This statement is also available here as an Adobe PDF.

Statement No. 240
For Information Contact:
Edward J. Kane
617-552-3985
Charles Calomiris
212-854-8748

On October 17, 2006 the Chicago Mercantile Exchange (CME) and the Chicago Board of Trade (CBOT) announced an agreement to merge their two exchanges into a single for-profit corporation. Because more than 85 percent of U.S. futures trading currently takes place on these two exchanges, the Department of Justice (DOJ) has begun an antitrust review.

Antitrust concerns are not the only—or even the main—public-policy issues at stake. The Shadow Committee believes that, in the current environment of intense global competition, reinforcing the stability of the financial system and ensuring continuing incentives to innovate are vastly more important in the long run than the minor impact that the proposed merger is likely to have on the ability of other futures exchanges or over-the-counter products to compete in the short term with the newly combined entity. These vital concerns would be adversely affected if the DOJ were to impose conditions that markedly alter current clearinghouse settlement arrangements.
==========
» **Aim**
In the statement on the CME and CBOT merger, what share of U.S. futures trading takes place on those two exchanges?
==========
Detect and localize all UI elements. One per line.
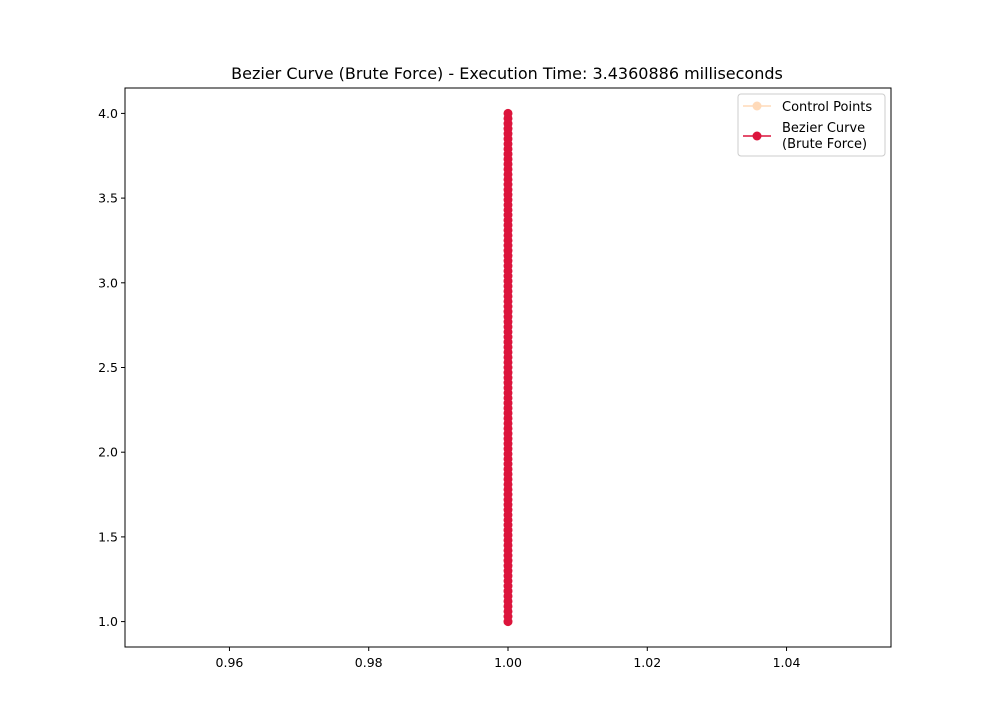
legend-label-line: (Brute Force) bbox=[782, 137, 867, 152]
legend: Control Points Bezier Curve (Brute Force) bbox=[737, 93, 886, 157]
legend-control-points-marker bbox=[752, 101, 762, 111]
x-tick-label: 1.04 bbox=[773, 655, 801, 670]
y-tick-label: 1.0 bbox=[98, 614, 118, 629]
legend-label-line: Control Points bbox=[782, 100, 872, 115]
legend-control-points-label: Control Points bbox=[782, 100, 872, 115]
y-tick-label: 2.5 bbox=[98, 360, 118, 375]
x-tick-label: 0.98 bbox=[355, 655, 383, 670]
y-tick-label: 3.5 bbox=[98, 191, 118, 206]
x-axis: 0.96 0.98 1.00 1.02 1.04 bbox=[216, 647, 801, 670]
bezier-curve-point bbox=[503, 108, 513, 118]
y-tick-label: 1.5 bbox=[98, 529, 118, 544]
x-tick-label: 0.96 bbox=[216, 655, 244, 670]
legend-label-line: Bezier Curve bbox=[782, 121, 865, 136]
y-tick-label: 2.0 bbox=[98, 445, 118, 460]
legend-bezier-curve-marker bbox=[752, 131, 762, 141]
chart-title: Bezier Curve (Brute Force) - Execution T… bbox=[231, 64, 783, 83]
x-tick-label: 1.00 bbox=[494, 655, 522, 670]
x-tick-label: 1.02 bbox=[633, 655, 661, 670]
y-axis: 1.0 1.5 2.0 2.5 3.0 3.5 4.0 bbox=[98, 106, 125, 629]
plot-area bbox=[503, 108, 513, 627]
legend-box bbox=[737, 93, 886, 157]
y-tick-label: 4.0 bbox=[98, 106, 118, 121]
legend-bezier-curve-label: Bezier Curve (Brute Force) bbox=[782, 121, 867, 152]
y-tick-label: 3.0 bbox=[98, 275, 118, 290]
==========
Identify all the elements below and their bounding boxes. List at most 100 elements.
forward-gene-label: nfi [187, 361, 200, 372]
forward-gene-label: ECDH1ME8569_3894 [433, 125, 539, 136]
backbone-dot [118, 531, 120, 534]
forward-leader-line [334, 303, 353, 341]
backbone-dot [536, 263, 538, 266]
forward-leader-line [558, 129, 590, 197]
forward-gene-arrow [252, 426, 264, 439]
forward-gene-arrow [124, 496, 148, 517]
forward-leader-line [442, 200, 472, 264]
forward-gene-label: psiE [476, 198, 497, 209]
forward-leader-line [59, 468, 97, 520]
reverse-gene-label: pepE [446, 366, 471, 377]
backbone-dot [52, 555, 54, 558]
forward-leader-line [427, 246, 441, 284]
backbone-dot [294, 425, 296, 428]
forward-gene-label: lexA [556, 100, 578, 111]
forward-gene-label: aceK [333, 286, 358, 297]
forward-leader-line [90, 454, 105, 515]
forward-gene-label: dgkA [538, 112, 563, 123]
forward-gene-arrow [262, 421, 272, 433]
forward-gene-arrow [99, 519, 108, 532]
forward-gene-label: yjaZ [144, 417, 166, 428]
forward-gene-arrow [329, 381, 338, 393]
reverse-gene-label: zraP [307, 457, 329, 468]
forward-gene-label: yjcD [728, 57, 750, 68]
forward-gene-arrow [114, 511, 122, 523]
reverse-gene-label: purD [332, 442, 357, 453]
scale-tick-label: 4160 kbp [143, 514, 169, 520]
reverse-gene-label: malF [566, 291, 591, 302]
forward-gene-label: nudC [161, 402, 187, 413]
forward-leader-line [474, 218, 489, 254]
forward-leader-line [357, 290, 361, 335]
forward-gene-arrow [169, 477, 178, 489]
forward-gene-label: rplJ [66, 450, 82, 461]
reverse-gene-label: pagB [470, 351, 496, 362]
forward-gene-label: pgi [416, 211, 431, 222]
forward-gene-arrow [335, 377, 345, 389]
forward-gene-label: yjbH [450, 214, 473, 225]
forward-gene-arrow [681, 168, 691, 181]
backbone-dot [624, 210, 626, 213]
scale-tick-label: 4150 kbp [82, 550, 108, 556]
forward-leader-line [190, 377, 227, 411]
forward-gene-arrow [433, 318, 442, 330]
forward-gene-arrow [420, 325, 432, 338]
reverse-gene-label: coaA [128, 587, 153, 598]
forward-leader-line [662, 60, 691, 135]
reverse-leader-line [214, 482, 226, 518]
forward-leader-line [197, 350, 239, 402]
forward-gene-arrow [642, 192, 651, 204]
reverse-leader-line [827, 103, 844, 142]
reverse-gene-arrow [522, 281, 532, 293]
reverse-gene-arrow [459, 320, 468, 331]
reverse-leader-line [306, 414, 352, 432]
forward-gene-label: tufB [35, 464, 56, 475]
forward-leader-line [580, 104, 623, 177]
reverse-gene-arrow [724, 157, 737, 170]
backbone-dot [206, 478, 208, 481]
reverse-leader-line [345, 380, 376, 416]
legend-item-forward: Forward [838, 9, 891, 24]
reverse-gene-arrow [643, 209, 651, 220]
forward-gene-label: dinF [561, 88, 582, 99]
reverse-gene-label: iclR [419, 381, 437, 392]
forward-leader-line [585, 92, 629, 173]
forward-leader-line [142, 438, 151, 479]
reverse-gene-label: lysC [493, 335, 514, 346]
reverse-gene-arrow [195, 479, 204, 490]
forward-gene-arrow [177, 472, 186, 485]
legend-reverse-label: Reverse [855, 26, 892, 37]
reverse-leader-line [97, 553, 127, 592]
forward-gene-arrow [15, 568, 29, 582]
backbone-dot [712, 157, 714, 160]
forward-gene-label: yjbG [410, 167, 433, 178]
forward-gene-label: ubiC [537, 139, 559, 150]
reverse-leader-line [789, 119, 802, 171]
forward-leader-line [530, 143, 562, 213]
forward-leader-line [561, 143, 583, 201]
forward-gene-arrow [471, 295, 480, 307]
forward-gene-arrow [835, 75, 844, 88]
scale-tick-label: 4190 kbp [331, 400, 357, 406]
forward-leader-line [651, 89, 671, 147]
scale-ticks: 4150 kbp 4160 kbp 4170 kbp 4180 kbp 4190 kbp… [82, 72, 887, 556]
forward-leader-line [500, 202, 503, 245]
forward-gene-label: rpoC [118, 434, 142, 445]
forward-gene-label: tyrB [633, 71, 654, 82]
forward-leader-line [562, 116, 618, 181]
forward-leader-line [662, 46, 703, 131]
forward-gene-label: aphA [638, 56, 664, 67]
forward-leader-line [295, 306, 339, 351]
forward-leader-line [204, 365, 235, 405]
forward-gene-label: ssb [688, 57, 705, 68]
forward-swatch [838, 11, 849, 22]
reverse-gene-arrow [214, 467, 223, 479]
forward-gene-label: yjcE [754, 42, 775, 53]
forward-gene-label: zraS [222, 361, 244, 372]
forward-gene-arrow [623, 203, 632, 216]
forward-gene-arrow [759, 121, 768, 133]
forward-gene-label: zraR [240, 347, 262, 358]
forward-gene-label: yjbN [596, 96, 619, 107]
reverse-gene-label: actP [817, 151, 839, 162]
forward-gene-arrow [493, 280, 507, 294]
==========
» **Output**
More than 85 percent.